> Given task: Take each line containing "week" and report it exactly as written.

> Items from a data source:
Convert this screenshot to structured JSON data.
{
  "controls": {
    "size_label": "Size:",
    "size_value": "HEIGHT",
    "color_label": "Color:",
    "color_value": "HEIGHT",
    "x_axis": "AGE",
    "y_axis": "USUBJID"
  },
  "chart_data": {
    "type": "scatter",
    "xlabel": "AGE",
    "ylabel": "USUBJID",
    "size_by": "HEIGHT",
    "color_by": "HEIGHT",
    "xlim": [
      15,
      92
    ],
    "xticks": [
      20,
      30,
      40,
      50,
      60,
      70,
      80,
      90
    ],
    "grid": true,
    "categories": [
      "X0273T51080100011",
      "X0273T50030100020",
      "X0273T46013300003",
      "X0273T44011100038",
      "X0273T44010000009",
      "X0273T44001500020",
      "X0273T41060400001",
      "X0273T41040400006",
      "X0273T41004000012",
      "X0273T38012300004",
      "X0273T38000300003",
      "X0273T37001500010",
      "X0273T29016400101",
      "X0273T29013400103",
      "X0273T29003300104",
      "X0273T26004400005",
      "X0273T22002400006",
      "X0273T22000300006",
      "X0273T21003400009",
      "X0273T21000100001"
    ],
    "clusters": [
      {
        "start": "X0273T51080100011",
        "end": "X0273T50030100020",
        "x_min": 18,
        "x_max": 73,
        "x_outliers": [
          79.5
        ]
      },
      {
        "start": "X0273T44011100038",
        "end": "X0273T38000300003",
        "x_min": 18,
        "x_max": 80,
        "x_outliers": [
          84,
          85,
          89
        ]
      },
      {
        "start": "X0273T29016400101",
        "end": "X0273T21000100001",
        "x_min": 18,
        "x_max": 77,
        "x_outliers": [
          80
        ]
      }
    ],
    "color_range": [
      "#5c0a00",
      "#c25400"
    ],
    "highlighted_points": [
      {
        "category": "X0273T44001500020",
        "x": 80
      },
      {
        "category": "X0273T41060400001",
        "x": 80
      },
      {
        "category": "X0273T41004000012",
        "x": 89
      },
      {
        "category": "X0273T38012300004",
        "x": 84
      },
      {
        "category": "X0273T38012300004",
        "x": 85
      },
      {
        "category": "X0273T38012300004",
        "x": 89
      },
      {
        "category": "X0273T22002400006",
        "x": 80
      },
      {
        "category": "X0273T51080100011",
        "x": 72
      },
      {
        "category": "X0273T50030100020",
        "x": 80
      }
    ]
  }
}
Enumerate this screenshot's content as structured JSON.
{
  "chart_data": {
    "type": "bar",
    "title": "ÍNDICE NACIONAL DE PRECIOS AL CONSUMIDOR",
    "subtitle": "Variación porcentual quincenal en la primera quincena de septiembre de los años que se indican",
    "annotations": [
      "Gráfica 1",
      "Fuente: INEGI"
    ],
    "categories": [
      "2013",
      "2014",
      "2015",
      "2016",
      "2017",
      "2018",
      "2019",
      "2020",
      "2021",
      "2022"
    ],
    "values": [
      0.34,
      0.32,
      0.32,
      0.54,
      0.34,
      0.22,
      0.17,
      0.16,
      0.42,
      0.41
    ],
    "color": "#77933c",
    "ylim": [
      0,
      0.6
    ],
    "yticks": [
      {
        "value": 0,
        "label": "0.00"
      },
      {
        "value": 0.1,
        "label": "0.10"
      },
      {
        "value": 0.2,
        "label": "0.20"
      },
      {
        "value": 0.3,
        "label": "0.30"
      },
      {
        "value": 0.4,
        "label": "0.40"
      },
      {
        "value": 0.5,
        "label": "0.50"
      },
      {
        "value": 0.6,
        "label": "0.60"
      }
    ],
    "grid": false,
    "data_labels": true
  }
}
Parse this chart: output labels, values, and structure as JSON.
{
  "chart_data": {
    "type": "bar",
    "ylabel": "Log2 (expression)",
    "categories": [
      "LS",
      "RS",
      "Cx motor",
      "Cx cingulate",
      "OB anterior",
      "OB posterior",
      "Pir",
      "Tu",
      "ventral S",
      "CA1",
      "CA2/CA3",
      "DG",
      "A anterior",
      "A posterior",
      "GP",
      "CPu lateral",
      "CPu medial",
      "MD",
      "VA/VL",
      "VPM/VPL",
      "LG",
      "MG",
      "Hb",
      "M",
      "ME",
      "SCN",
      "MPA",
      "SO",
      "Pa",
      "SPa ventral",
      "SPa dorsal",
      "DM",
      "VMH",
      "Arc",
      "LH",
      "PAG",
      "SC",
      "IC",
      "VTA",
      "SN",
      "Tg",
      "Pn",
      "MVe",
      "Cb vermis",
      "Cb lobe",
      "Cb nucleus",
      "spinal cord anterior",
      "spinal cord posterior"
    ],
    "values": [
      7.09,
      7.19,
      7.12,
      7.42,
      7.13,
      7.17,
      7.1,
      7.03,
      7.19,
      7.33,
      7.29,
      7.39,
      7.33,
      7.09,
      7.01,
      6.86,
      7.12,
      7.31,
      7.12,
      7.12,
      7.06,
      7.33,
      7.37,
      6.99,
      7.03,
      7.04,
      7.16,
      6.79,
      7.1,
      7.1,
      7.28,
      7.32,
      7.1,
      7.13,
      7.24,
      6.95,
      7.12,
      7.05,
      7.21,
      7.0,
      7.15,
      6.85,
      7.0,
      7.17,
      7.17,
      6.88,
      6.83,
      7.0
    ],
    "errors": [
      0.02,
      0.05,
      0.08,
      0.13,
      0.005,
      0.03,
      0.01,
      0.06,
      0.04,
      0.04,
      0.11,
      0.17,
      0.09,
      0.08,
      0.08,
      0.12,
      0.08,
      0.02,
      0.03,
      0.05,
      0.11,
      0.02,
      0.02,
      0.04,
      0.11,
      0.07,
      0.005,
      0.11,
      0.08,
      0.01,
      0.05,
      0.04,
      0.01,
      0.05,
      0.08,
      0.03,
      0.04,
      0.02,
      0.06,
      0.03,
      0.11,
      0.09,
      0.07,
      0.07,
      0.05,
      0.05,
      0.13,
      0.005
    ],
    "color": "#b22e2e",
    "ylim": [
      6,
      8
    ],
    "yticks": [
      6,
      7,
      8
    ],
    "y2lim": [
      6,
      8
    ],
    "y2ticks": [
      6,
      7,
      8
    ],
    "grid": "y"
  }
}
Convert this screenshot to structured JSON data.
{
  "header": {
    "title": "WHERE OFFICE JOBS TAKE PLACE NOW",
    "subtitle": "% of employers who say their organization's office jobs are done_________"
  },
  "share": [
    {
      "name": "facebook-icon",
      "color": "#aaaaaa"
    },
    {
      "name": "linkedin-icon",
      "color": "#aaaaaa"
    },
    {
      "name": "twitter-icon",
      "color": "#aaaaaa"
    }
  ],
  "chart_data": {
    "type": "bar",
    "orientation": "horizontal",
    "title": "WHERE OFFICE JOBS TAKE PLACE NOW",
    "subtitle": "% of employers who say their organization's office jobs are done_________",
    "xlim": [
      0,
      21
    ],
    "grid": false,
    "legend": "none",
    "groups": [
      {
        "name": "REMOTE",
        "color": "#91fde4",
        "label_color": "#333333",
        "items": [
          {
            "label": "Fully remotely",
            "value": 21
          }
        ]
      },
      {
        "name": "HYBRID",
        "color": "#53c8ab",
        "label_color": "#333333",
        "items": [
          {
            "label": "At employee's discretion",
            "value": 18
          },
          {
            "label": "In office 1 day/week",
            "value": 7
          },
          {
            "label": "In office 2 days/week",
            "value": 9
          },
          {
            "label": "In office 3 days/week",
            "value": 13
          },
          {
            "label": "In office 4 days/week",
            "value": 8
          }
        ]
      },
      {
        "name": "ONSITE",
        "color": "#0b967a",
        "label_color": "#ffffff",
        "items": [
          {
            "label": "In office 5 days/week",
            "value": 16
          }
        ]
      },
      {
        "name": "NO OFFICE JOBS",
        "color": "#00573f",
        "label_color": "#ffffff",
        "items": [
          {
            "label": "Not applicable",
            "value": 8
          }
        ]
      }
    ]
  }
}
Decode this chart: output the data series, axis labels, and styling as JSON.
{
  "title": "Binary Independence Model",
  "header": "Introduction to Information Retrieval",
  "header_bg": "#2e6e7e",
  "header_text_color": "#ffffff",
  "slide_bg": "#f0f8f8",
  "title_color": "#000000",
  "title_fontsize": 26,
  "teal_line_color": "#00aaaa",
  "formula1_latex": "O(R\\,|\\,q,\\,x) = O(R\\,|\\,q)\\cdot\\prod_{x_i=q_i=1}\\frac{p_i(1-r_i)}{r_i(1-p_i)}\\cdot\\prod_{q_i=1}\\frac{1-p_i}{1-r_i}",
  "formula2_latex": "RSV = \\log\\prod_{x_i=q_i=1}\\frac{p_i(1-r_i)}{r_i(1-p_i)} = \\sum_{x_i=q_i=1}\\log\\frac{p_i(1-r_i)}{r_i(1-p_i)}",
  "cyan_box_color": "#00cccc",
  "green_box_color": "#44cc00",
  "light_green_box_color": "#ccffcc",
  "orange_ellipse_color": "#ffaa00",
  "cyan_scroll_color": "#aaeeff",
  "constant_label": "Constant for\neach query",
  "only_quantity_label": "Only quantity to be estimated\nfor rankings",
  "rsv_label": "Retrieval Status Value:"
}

> Solution to this exercise:
            "label": "In office 1 day/week",
            "label": "In office 2 days/week",
            "label": "In office 3 days/week",
            "label": "In office 4 days/week",
            "label": "In office 5 days/week",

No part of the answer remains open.